* **Problem requirements**
Show every line that has the string "entry" in it.

■ ■ ■

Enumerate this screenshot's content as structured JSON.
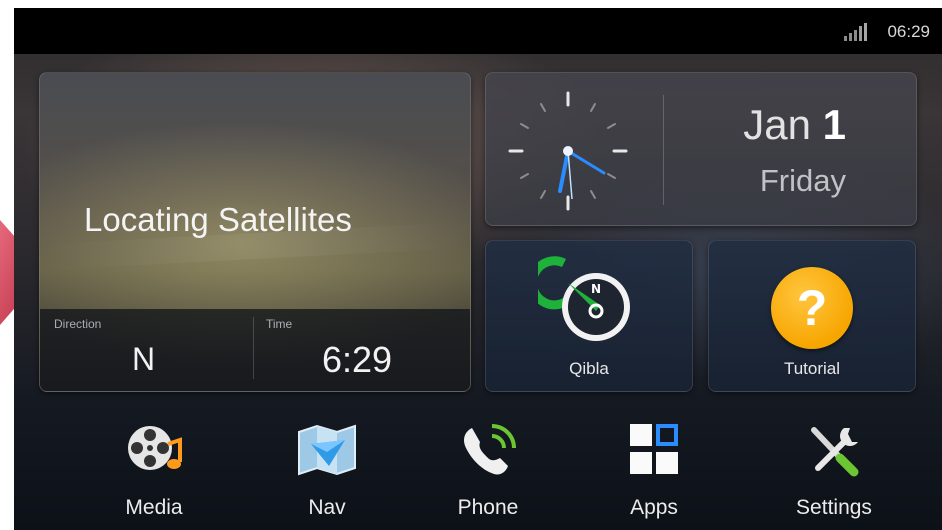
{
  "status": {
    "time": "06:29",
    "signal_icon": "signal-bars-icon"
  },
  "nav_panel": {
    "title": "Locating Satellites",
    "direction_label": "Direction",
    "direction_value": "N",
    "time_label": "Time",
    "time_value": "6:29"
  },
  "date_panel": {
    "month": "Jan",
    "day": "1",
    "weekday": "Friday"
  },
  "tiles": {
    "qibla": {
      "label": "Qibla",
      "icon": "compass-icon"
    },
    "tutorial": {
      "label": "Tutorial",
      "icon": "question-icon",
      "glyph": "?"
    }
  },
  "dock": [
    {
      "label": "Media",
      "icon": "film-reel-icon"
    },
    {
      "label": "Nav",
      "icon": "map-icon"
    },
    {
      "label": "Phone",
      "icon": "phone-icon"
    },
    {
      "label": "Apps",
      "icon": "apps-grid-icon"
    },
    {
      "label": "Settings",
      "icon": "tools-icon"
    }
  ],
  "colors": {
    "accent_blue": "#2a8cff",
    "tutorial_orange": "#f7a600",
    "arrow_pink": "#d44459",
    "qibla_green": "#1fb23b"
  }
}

■ ■ ■

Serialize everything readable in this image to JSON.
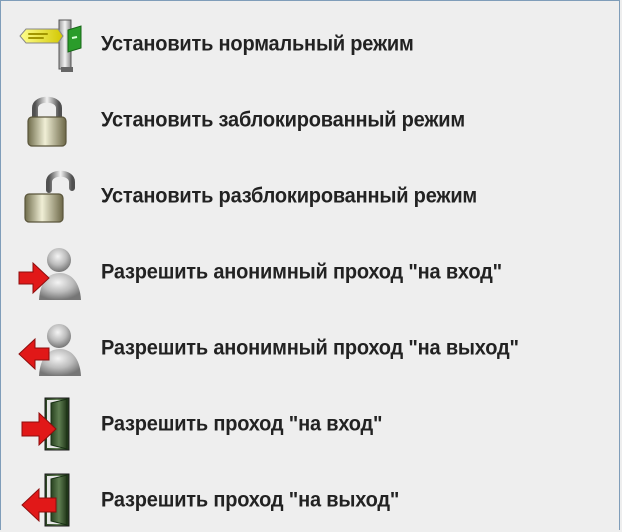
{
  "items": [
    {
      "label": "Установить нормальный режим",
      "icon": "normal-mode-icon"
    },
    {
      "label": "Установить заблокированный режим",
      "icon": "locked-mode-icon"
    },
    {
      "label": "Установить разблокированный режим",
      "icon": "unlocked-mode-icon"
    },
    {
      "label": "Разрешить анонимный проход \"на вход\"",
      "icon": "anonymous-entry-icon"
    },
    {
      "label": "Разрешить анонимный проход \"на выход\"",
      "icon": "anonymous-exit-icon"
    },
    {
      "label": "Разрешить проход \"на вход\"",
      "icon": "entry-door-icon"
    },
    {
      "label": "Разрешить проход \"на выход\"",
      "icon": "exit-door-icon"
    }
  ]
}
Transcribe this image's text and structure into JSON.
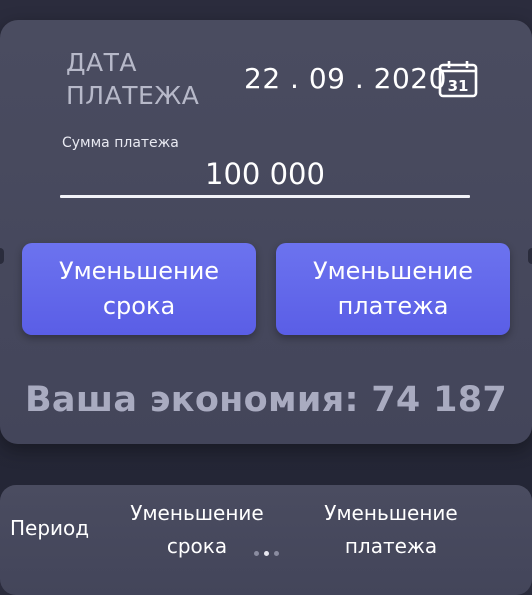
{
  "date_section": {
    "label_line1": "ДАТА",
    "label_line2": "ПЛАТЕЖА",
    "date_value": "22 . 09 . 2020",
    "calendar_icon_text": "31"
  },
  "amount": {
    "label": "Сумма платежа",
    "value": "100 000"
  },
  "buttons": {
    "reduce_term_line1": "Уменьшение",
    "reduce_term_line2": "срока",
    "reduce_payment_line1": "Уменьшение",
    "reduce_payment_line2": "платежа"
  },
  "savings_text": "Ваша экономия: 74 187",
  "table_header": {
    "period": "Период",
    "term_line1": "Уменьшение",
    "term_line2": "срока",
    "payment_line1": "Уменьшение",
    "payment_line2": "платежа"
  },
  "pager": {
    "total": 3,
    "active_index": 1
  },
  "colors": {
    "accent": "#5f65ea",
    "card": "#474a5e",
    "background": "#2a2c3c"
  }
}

■ ■ ■

* **Output of the exercise**
      "icon": "anonymous-entry-icon"
      "icon": "entry-door-icon"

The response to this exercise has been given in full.